Description of the task
Can you repeat all of the rows below, character for character, without changing anything?

Dataset extract
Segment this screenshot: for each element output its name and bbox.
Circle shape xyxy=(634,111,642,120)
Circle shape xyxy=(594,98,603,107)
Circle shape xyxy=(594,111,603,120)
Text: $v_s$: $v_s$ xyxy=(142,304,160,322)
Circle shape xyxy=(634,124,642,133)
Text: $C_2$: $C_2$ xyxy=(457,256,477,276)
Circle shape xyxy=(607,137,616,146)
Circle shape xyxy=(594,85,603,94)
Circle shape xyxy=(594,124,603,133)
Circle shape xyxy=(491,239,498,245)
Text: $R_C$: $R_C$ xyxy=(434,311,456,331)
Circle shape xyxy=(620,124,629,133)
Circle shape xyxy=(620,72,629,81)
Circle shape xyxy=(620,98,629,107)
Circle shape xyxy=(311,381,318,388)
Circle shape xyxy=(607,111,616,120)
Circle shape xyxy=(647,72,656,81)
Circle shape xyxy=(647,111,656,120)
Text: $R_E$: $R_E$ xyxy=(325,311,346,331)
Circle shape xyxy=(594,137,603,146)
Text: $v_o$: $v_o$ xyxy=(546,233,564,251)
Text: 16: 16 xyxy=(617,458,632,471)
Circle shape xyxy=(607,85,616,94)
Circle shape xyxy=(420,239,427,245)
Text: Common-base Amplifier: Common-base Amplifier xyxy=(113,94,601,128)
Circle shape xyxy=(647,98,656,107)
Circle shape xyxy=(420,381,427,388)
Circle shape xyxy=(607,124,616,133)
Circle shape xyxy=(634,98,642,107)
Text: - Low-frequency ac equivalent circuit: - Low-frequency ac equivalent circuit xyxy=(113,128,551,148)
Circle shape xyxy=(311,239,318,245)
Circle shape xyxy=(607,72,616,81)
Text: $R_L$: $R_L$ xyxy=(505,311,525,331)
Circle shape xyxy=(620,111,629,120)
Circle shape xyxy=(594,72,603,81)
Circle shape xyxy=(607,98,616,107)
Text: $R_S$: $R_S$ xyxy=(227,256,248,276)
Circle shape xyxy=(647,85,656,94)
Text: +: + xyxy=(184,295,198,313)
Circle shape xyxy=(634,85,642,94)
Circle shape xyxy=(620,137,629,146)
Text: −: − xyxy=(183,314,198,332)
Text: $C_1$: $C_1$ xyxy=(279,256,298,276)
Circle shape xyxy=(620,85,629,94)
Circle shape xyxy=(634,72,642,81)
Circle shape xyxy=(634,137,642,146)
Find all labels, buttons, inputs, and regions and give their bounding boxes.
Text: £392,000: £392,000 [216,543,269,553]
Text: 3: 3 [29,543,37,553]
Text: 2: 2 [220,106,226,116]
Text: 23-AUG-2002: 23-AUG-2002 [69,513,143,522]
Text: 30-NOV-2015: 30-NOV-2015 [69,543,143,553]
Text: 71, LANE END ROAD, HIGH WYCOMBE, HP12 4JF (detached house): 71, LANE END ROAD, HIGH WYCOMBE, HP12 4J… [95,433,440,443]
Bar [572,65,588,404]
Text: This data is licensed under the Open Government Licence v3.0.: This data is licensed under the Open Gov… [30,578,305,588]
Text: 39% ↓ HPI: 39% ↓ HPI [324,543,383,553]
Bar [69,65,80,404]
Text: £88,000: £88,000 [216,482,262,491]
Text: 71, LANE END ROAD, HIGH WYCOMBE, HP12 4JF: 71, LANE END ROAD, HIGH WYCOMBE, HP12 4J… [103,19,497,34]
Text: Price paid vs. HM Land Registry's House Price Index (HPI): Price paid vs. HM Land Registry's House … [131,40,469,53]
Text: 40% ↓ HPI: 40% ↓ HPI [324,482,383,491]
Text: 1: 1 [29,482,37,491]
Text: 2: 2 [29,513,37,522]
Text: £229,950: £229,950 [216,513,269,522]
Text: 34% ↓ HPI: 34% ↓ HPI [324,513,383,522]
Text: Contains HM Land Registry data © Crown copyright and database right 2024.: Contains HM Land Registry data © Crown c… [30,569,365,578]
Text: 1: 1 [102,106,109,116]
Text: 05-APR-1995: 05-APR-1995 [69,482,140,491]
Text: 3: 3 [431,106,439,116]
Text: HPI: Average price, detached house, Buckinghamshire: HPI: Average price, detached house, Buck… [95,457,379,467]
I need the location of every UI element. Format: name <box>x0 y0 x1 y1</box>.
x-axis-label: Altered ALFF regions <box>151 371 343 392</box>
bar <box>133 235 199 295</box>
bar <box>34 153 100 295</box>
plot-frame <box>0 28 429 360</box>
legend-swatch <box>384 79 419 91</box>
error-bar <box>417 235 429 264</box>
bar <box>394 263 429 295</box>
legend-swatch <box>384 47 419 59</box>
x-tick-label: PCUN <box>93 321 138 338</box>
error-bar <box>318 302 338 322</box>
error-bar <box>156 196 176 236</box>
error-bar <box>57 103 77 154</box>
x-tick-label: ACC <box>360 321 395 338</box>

Answer for the task
Segment this screenshot: for each element output its name and bbox.
Circle shape xyxy=(634,111,642,120)
Circle shape xyxy=(594,98,603,107)
Circle shape xyxy=(594,111,603,120)
Text: $v_s$: $v_s$ xyxy=(142,304,160,322)
Circle shape xyxy=(634,124,642,133)
Text: $C_2$: $C_2$ xyxy=(457,256,477,276)
Circle shape xyxy=(607,137,616,146)
Circle shape xyxy=(594,85,603,94)
Circle shape xyxy=(594,124,603,133)
Circle shape xyxy=(491,239,498,245)
Text: $R_C$: $R_C$ xyxy=(434,311,456,331)
Circle shape xyxy=(620,124,629,133)
Circle shape xyxy=(620,72,629,81)
Circle shape xyxy=(620,98,629,107)
Circle shape xyxy=(311,381,318,388)
Circle shape xyxy=(607,111,616,120)
Circle shape xyxy=(647,72,656,81)
Circle shape xyxy=(647,111,656,120)
Text: $R_E$: $R_E$ xyxy=(325,311,346,331)
Circle shape xyxy=(594,137,603,146)
Text: $v_o$: $v_o$ xyxy=(546,233,564,251)
Text: 16: 16 xyxy=(617,458,632,471)
Circle shape xyxy=(607,85,616,94)
Circle shape xyxy=(420,239,427,245)
Text: Common-base Amplifier: Common-base Amplifier xyxy=(113,94,601,128)
Circle shape xyxy=(647,98,656,107)
Circle shape xyxy=(420,381,427,388)
Circle shape xyxy=(607,124,616,133)
Circle shape xyxy=(634,98,642,107)
Text: - Low-frequency ac equivalent circuit: - Low-frequency ac equivalent circuit xyxy=(113,128,551,148)
Circle shape xyxy=(311,239,318,245)
Circle shape xyxy=(607,72,616,81)
Text: $R_L$: $R_L$ xyxy=(505,311,525,331)
Circle shape xyxy=(620,111,629,120)
Circle shape xyxy=(594,72,603,81)
Circle shape xyxy=(607,98,616,107)
Text: $R_S$: $R_S$ xyxy=(227,256,248,276)
Circle shape xyxy=(647,85,656,94)
Text: +: + xyxy=(184,295,198,313)
Circle shape xyxy=(634,85,642,94)
Circle shape xyxy=(620,137,629,146)
Text: −: − xyxy=(183,314,198,332)
Text: $C_1$: $C_1$ xyxy=(279,256,298,276)
Circle shape xyxy=(620,85,629,94)
Circle shape xyxy=(634,72,642,81)
Circle shape xyxy=(634,137,642,146)
Find all labels, buttons, inputs, and regions and give their bounding boxes.
Text: £392,000: £392,000 [216,543,269,553]
Text: 3: 3 [29,543,37,553]
Text: 2: 2 [220,106,226,116]
Text: 23-AUG-2002: 23-AUG-2002 [69,513,143,522]
Text: 30-NOV-2015: 30-NOV-2015 [69,543,143,553]
Text: 71, LANE END ROAD, HIGH WYCOMBE, HP12 4JF (detached house): 71, LANE END ROAD, HIGH WYCOMBE, HP12 4J… [95,433,440,443]
Bar [572,65,588,404]
Text: This data is licensed under the Open Government Licence v3.0.: This data is licensed under the Open Gov… [30,578,305,588]
Text: 39% ↓ HPI: 39% ↓ HPI [324,543,383,553]
Bar [69,65,80,404]
Text: £88,000: £88,000 [216,482,262,491]
Text: 71, LANE END ROAD, HIGH WYCOMBE, HP12 4JF: 71, LANE END ROAD, HIGH WYCOMBE, HP12 4J… [103,19,497,34]
Text: Price paid vs. HM Land Registry's House Price Index (HPI): Price paid vs. HM Land Registry's House … [131,40,469,53]
Text: 40% ↓ HPI: 40% ↓ HPI [324,482,383,491]
Text: 1: 1 [29,482,37,491]
Text: 2: 2 [29,513,37,522]
Text: £229,950: £229,950 [216,513,269,522]
Text: 34% ↓ HPI: 34% ↓ HPI [324,513,383,522]
Text: Contains HM Land Registry data © Crown copyright and database right 2024.: Contains HM Land Registry data © Crown c… [30,569,365,578]
Text: 1: 1 [102,106,109,116]
Text: 05-APR-1995: 05-APR-1995 [69,482,140,491]
Text: 3: 3 [431,106,439,116]
Text: HPI: Average price, detached house, Buckinghamshire: HPI: Average price, detached house, Buck… [95,457,379,467]
I need the location of every UI element. Format: name <box>x0 y0 x1 y1</box>.
x-axis-label: Altered ALFF regions <box>151 371 343 392</box>
bar <box>133 235 199 295</box>
bar <box>34 153 100 295</box>
plot-frame <box>0 28 429 360</box>
legend-swatch <box>384 79 419 91</box>
error-bar <box>417 235 429 264</box>
bar <box>394 263 429 295</box>
legend-swatch <box>384 47 419 59</box>
x-tick-label: PCUN <box>93 321 138 338</box>
error-bar <box>318 302 338 322</box>
error-bar <box>156 196 176 236</box>
error-bar <box>57 103 77 154</box>
x-tick-label: ACC <box>360 321 395 338</box>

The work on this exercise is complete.